- What is expected: Of the lines in the listing below, how many hold "Past"? Answer with the number only.
-*-*-
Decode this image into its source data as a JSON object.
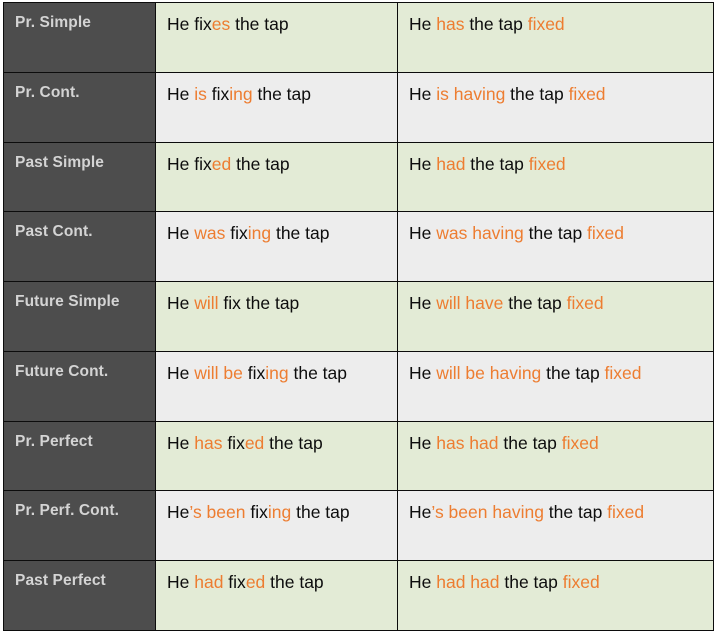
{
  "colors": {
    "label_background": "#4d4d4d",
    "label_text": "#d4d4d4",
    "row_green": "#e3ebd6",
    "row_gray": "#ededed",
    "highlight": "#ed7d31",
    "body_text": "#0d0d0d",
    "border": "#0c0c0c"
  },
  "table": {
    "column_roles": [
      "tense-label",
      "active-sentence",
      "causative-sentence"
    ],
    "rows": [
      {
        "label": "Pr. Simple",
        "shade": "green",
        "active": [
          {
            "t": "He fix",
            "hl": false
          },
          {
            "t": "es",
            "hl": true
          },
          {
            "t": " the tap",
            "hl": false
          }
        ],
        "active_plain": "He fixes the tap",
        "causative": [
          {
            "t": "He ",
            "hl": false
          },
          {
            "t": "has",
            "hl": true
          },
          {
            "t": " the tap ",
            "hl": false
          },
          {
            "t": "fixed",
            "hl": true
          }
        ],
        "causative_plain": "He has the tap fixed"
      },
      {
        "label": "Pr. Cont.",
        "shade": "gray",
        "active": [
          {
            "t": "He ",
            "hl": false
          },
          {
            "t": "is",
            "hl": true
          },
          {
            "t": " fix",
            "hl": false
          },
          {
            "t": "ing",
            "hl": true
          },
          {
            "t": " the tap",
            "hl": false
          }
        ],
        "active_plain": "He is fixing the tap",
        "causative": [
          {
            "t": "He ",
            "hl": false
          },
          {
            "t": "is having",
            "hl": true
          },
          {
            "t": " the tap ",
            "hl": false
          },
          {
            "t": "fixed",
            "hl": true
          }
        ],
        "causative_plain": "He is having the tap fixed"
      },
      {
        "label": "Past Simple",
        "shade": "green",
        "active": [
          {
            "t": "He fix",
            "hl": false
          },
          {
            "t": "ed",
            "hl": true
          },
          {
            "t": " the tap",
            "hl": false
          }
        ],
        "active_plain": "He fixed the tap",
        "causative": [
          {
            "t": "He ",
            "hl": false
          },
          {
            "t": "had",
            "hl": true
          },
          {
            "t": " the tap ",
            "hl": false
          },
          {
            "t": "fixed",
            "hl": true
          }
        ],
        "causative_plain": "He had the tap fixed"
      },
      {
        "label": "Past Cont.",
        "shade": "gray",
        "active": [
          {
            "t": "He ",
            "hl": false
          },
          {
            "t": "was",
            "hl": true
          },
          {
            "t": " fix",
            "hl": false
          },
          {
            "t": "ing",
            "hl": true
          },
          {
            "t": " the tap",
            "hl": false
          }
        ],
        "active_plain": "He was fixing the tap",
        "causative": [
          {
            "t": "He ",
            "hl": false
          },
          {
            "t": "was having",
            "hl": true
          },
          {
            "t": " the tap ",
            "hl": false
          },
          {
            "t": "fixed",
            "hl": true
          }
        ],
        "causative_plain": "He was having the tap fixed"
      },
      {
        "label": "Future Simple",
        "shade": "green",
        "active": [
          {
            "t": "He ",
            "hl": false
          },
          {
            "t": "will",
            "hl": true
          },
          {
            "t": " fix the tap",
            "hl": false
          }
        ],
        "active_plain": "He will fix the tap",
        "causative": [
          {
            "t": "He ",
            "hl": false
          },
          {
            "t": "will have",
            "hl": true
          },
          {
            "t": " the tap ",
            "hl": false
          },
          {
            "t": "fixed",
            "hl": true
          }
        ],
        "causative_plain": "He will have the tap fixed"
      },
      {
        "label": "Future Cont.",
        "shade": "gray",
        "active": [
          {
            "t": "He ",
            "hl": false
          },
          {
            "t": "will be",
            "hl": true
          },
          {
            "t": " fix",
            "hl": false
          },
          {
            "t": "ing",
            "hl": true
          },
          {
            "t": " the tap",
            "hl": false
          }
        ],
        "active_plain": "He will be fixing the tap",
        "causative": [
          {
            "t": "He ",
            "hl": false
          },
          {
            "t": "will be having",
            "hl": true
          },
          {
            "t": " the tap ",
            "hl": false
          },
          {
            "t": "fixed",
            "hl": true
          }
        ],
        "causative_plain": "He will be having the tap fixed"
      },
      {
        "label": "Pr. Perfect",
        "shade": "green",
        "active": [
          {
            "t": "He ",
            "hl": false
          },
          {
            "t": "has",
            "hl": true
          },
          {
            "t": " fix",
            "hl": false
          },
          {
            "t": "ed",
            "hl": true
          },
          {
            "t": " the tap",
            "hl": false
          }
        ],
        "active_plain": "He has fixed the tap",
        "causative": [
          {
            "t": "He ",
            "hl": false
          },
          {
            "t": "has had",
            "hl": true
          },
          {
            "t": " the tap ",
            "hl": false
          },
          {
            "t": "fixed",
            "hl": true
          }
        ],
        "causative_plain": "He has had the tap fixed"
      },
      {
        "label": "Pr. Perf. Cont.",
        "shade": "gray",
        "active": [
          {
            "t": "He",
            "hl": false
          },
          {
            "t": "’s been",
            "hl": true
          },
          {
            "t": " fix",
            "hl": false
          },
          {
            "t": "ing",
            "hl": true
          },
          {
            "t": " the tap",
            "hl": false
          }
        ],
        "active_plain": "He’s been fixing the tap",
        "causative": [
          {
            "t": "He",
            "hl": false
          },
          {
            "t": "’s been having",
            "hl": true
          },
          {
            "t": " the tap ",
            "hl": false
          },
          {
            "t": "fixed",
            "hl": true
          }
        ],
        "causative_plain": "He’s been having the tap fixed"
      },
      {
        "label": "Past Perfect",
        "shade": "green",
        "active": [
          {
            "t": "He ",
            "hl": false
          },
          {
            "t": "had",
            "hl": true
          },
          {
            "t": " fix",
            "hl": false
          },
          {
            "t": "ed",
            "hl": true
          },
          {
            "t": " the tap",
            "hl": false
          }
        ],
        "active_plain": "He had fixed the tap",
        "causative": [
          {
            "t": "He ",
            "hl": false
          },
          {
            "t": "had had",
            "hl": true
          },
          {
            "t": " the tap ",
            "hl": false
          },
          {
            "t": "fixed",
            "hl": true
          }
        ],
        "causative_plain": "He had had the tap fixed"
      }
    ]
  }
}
-*-*-
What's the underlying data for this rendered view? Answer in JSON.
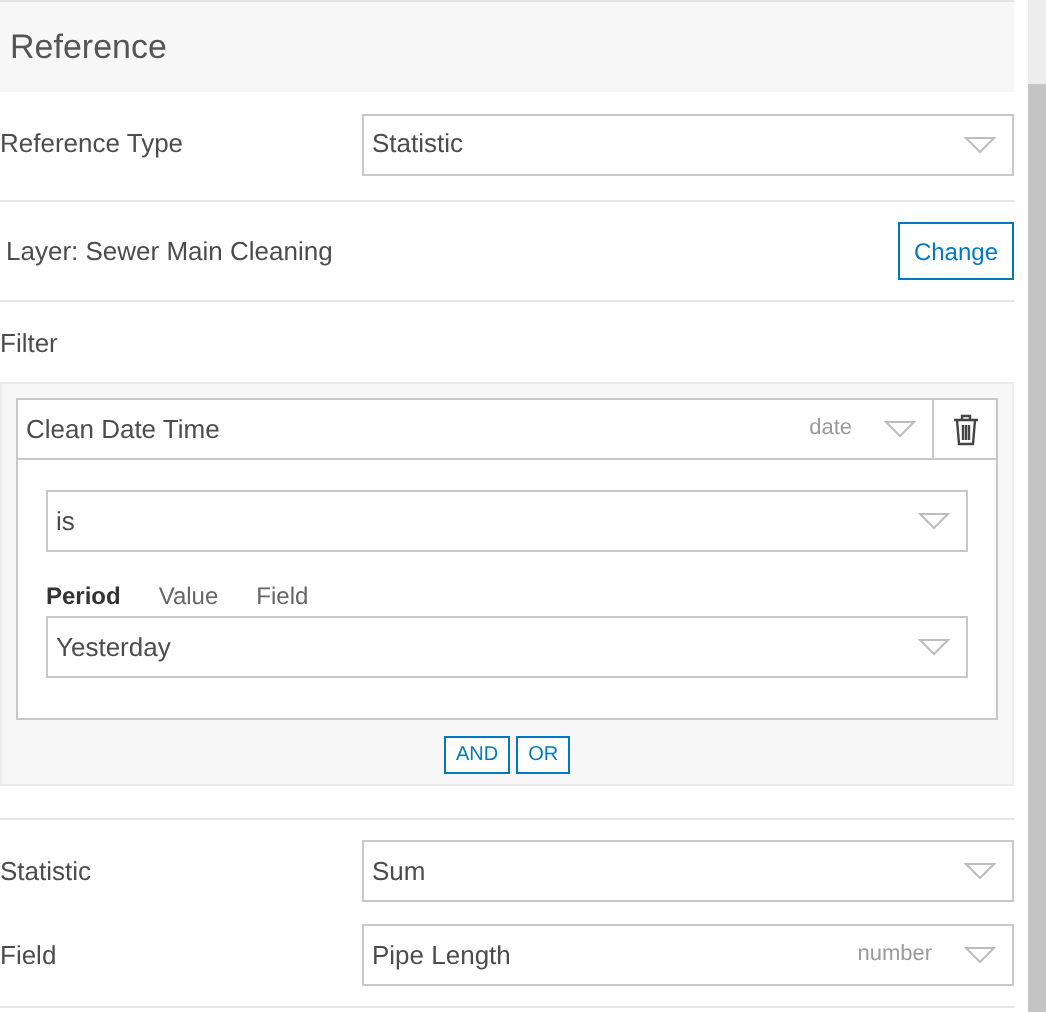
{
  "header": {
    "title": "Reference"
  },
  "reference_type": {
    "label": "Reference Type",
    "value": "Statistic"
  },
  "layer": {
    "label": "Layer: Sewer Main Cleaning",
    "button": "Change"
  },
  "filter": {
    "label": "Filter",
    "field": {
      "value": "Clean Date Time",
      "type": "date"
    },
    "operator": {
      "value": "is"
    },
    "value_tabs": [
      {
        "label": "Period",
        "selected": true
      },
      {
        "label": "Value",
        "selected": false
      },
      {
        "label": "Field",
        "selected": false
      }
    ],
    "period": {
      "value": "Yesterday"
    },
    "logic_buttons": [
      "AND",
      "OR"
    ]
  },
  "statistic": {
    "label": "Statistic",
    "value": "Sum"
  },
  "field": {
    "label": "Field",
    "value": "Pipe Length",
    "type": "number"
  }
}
-*-*-
- Written solution: 3